For the records below, say how many lines contain the string "title". Give the number only.

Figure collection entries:
###

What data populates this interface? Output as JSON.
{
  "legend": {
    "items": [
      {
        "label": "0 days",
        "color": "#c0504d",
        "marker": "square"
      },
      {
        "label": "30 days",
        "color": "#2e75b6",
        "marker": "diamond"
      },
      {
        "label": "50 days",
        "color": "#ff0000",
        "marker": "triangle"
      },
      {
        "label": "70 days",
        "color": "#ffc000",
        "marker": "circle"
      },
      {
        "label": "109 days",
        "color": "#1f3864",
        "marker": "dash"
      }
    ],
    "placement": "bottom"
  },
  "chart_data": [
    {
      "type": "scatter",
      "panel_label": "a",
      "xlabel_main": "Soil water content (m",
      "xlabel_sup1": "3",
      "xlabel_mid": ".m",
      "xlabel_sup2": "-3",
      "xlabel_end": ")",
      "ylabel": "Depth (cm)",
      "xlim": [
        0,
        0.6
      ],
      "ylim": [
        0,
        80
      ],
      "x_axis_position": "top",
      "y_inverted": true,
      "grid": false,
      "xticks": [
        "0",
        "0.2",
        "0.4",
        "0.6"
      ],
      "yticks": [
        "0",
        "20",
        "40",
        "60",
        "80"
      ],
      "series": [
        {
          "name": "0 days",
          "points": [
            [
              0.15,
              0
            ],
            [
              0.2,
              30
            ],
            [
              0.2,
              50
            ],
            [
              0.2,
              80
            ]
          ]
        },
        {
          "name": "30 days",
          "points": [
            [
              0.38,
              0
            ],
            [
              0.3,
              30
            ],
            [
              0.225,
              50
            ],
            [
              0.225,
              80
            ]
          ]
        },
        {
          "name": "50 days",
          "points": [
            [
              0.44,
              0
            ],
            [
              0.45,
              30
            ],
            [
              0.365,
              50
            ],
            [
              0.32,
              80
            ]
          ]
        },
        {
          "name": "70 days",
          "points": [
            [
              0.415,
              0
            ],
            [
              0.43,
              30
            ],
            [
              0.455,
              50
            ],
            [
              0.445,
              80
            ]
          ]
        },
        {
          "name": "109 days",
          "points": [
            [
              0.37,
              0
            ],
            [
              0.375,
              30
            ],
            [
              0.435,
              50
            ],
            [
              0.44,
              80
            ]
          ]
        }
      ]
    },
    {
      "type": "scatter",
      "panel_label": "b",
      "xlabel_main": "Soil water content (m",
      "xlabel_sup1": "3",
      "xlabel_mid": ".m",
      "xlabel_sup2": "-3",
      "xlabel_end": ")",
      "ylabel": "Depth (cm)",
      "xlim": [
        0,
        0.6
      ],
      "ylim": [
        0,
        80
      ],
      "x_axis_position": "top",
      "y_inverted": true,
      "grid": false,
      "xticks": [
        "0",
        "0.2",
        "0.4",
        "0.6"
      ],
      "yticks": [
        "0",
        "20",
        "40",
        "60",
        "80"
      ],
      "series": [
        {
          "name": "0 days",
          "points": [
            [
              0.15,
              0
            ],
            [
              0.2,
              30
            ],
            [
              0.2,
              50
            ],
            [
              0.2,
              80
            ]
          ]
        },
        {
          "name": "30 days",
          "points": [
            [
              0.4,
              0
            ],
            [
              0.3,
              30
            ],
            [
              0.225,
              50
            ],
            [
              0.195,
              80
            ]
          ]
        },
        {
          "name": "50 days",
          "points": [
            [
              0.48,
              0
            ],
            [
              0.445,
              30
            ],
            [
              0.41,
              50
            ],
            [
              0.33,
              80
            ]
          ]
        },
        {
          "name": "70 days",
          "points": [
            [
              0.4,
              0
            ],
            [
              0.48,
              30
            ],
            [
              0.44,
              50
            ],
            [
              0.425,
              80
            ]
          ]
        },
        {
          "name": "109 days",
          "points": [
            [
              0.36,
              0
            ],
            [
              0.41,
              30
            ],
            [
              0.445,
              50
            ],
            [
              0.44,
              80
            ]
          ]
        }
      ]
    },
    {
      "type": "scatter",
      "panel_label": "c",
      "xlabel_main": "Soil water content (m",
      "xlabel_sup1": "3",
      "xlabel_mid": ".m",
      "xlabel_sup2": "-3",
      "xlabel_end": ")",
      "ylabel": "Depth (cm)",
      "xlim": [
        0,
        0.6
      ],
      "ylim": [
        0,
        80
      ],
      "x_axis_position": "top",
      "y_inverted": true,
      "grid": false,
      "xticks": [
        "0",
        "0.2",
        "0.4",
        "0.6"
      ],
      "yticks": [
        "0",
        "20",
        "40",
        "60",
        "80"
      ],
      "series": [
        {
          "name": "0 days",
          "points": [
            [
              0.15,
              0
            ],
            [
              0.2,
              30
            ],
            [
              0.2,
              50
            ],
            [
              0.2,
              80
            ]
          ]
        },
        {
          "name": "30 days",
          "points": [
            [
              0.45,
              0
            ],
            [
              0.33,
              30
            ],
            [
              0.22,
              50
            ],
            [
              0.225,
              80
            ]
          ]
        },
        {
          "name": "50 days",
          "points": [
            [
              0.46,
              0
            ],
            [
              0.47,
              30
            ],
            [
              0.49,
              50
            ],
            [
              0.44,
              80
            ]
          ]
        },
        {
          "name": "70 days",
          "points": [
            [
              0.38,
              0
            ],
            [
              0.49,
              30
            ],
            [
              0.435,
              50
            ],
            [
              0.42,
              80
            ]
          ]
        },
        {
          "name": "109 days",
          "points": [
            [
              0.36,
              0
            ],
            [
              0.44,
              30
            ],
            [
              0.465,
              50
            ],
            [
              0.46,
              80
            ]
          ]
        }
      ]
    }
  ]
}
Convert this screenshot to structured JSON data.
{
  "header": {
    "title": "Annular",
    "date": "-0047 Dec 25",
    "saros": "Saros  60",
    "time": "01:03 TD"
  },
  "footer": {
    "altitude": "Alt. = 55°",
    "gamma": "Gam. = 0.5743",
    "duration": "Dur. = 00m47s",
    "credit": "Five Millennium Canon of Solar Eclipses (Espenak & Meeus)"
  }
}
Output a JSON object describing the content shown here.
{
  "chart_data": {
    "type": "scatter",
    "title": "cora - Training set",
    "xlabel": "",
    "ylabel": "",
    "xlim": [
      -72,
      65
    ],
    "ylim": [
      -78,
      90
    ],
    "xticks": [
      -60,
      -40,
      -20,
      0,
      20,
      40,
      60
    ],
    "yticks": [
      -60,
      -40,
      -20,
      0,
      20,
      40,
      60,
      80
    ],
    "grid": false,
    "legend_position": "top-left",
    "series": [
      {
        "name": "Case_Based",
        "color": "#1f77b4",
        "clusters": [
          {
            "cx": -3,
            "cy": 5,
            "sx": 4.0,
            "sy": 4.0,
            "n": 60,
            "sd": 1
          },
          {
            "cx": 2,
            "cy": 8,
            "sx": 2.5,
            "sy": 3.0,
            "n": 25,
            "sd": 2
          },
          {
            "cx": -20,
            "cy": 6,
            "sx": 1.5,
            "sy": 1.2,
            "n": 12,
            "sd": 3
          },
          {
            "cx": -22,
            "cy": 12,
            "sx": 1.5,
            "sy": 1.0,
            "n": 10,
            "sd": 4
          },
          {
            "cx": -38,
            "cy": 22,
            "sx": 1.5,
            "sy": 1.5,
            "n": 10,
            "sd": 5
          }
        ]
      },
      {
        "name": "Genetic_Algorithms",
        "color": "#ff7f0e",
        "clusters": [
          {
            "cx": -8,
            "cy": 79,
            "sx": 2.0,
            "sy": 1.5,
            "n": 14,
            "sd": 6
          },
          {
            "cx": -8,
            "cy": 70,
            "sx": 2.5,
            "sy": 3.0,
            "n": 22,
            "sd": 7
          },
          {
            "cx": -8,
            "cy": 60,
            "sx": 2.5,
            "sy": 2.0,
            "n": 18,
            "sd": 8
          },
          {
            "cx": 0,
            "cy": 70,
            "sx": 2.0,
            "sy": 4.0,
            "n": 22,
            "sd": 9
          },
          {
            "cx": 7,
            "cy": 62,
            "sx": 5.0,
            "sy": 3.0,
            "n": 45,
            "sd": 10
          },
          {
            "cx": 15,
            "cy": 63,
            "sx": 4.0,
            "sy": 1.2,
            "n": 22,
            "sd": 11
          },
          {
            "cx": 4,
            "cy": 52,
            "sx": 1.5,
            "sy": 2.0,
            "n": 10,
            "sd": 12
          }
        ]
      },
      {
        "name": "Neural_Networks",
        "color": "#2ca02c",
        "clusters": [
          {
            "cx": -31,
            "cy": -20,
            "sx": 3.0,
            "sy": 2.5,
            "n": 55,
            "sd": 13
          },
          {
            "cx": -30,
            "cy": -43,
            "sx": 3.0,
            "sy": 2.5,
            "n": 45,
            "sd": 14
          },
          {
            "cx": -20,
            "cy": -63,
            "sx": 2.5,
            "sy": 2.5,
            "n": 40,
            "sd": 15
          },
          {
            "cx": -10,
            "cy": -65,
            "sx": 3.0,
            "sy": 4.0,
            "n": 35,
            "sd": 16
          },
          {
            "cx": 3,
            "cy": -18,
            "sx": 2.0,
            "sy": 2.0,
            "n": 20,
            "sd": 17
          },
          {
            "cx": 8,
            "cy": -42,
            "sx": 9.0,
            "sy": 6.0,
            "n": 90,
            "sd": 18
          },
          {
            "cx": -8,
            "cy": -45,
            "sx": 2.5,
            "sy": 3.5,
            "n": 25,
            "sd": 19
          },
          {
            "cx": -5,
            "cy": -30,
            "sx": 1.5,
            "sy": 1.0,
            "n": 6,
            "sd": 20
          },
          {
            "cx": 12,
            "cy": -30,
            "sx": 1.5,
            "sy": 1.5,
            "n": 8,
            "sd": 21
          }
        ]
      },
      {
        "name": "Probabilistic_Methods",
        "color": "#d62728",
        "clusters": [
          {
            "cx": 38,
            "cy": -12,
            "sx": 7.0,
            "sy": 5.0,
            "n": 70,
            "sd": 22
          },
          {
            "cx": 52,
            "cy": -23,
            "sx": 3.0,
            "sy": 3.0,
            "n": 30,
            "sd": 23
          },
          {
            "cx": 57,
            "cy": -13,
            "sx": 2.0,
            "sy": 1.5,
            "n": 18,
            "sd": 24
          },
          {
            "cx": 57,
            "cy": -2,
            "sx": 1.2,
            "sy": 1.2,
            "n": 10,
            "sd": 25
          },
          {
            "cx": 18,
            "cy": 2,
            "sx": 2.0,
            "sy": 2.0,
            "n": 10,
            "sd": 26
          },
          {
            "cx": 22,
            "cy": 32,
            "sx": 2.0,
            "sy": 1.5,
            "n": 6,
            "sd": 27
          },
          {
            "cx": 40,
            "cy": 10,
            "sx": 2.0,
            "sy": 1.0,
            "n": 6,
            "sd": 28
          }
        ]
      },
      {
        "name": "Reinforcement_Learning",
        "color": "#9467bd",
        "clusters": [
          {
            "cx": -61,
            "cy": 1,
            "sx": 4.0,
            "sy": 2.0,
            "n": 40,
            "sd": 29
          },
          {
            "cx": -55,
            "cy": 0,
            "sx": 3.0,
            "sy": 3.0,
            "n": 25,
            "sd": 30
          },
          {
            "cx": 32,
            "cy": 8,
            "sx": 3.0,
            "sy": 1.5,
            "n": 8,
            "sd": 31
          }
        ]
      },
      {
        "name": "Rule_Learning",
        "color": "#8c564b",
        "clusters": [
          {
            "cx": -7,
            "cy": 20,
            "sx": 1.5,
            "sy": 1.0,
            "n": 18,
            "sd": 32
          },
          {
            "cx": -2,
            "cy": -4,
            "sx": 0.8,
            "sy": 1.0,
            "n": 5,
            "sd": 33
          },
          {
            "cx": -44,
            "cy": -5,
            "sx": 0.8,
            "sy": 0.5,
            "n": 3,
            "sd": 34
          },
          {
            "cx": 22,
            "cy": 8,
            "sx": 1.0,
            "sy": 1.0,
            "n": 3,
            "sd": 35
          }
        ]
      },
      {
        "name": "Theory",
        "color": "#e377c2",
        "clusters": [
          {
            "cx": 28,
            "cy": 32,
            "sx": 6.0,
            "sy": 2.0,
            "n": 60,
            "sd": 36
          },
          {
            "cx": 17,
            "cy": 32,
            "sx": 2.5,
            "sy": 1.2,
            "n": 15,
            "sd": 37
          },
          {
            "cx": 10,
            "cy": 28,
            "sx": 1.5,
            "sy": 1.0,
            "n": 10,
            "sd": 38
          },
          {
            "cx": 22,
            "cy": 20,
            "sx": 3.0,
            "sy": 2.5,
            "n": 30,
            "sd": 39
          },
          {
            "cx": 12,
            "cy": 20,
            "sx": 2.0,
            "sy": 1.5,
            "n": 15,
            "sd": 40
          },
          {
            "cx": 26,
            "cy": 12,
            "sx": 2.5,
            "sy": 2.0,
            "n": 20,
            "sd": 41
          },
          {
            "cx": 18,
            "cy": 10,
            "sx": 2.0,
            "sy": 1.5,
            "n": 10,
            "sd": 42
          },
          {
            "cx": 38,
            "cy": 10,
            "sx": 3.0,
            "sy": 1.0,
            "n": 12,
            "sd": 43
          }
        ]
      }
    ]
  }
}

###

- In response -
2